**Written task:** Go through the data and copy every line exactly, but not the images.

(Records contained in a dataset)
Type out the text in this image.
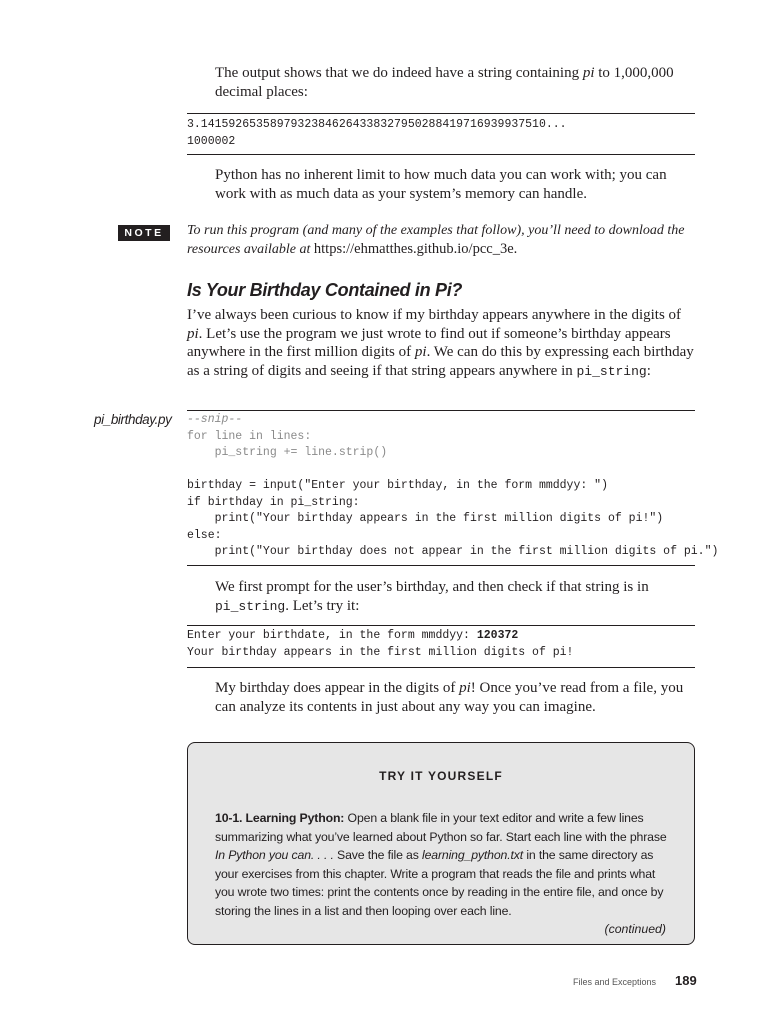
The output shows that we do indeed have a string containing pi to 1,000,000 decimal places:
3.14159265358979323846264338327950288419716939937510...
1000002
Python has no inherent limit to how much data you can work with; you can work with as much data as your system’s memory can handle.
NOTE	To run this program (and many of the examples that follow), you’ll need to download the resources available at https://ehmatthes.github.io/pcc_3e.
Is Your Birthday Contained in Pi?
I’ve always been curious to know if my birthday appears anywhere in the digits of pi. Let’s use the program we just wrote to find out if someone’s birthday appears anywhere in the first million digits of pi. We can do this by expressing each birthday as a string of digits and seeing if that string appears anywhere in pi_string:
pi_birthday.py --snip--
for line in lines:
pi_string += line.strip()

birthday = input("Enter your birthday, in the form mmddyy: ")
if birthday in pi_string:
print("Your birthday appears in the first million digits of pi!")
else:
print("Your birthday does not appear in the first million digits of pi.")
We first prompt for the user’s birthday, and then check if that string is in pi_string. Let’s try it:
Enter your birthdate, in the form mmddyy: 120372
Your birthday appears in the first million digits of pi!
My birthday does appear in the digits of pi! Once you’ve read from a file, you can analyze its contents in just about any way you can imagine.
TRY IT YOURSELF
10-1. Learning Python: Open a blank file in your text editor and write a few lines summarizing what you’ve learned about Python so far. Start each line with the phrase In Python you can. . . . Save the file as learning_python.txt in the same directory as your exercises from this chapter. Write a program that reads the file and prints what you wrote two times: print the contents once by reading in the entire file, and once by storing the lines in a list and then looping over each line.
(continued)
Files and Exceptions 189
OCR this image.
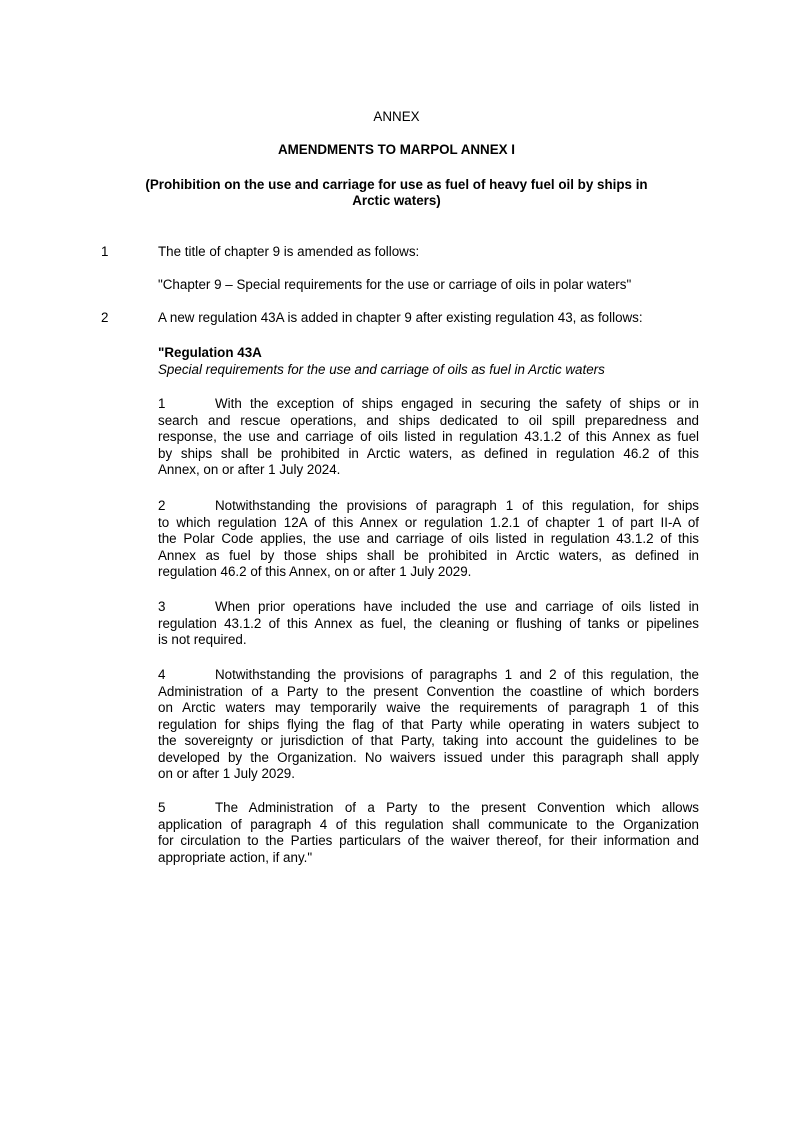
ANNEX
AMENDMENTS TO MARPOL ANNEX I
(Prohibition on the use and carriage for use as fuel of heavy fuel oil by ships in
Arctic waters)
1	The title of chapter 9 is amended as follows:
"Chapter 9 – Special requirements for the use or carriage of oils in polar waters"
2	A new regulation 43A is added in chapter 9 after existing regulation 43, as follows:
"Regulation 43A
Special requirements for the use and carriage of oils as fuel in Arctic waters
1	With the exception of ships engaged in securing the safety of ships or in
search and rescue operations, and ships dedicated to oil spill preparedness and
response, the use and carriage of oils listed in regulation 43.1.2 of this Annex as fuel
by ships shall be prohibited in Arctic waters, as defined in regulation 46.2 of this
Annex, on or after 1 July 2024.
2	Notwithstanding the provisions of paragraph 1 of this regulation, for ships
to which regulation 12A of this Annex or regulation 1.2.1 of chapter 1 of part II-A of
the Polar Code applies, the use and carriage of oils listed in regulation 43.1.2 of this
Annex as fuel by those ships shall be prohibited in Arctic waters, as defined in
regulation 46.2 of this Annex, on or after 1 July 2029.
3	When prior operations have included the use and carriage of oils listed in
regulation 43.1.2 of this Annex as fuel, the cleaning or flushing of tanks or pipelines
is not required.
4	Notwithstanding the provisions of paragraphs 1 and 2 of this regulation, the
Administration of a Party to the present Convention the coastline of which borders
on Arctic waters may temporarily waive the requirements of paragraph 1 of this
regulation for ships flying the flag of that Party while operating in waters subject to
the sovereignty or jurisdiction of that Party, taking into account the guidelines to be
developed by the Organization. No waivers issued under this paragraph shall apply
on or after 1 July 2029.
5	The Administration of a Party to the present Convention which allows
application of paragraph 4 of this regulation shall communicate to the Organization
for circulation to the Parties particulars of the waiver thereof, for their information and
appropriate action, if any."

**Answer in full:**
Type out the text in this image.
The output shows that we do indeed have a string containing pi to 1,000,000 decimal places:
3.14159265358979323846264338327950288419716939937510...
1000002
Python has no inherent limit to how much data you can work with; you can work with as much data as your system’s memory can handle.
NOTE	To run this program (and many of the examples that follow), you’ll need to download the resources available at https://ehmatthes.github.io/pcc_3e.
Is Your Birthday Contained in Pi?
I’ve always been curious to know if my birthday appears anywhere in the digits of pi. Let’s use the program we just wrote to find out if someone’s birthday appears anywhere in the first million digits of pi. We can do this by expressing each birthday as a string of digits and seeing if that string appears anywhere in pi_string:
pi_birthday.py --snip--
for line in lines:
pi_string += line.strip()

birthday = input("Enter your birthday, in the form mmddyy: ")
if birthday in pi_string:
print("Your birthday appears in the first million digits of pi!")
else:
print("Your birthday does not appear in the first million digits of pi.")
We first prompt for the user’s birthday, and then check if that string is in pi_string. Let’s try it:
Enter your birthdate, in the form mmddyy: 120372
Your birthday appears in the first million digits of pi!
My birthday does appear in the digits of pi! Once you’ve read from a file, you can analyze its contents in just about any way you can imagine.
TRY IT YOURSELF
10-1. Learning Python: Open a blank file in your text editor and write a few lines summarizing what you’ve learned about Python so far. Start each line with the phrase In Python you can. . . . Save the file as learning_python.txt in the same directory as your exercises from this chapter. Write a program that reads the file and prints what you wrote two times: print the contents once by reading in the entire file, and once by storing the lines in a list and then looping over each line.
(continued)
Files and Exceptions 189
OCR this image.
ANNEX
AMENDMENTS TO MARPOL ANNEX I
(Prohibition on the use and carriage for use as fuel of heavy fuel oil by ships in
Arctic waters)
1	The title of chapter 9 is amended as follows:
"Chapter 9 – Special requirements for the use or carriage of oils in polar waters"
2	A new regulation 43A is added in chapter 9 after existing regulation 43, as follows:
"Regulation 43A
Special requirements for the use and carriage of oils as fuel in Arctic waters
1	With the exception of ships engaged in securing the safety of ships or in
search and rescue operations, and ships dedicated to oil spill preparedness and
response, the use and carriage of oils listed in regulation 43.1.2 of this Annex as fuel
by ships shall be prohibited in Arctic waters, as defined in regulation 46.2 of this
Annex, on or after 1 July 2024.
2	Notwithstanding the provisions of paragraph 1 of this regulation, for ships
to which regulation 12A of this Annex or regulation 1.2.1 of chapter 1 of part II-A of
the Polar Code applies, the use and carriage of oils listed in regulation 43.1.2 of this
Annex as fuel by those ships shall be prohibited in Arctic waters, as defined in
regulation 46.2 of this Annex, on or after 1 July 2029.
3	When prior operations have included the use and carriage of oils listed in
regulation 43.1.2 of this Annex as fuel, the cleaning or flushing of tanks or pipelines
is not required.
4	Notwithstanding the provisions of paragraphs 1 and 2 of this regulation, the
Administration of a Party to the present Convention the coastline of which borders
on Arctic waters may temporarily waive the requirements of paragraph 1 of this
regulation for ships flying the flag of that Party while operating in waters subject to
the sovereignty or jurisdiction of that Party, taking into account the guidelines to be
developed by the Organization. No waivers issued under this paragraph shall apply
on or after 1 July 2029.
5	The Administration of a Party to the present Convention which allows
application of paragraph 4 of this regulation shall communicate to the Organization
for circulation to the Parties particulars of the waiver thereof, for their information and
appropriate action, if any."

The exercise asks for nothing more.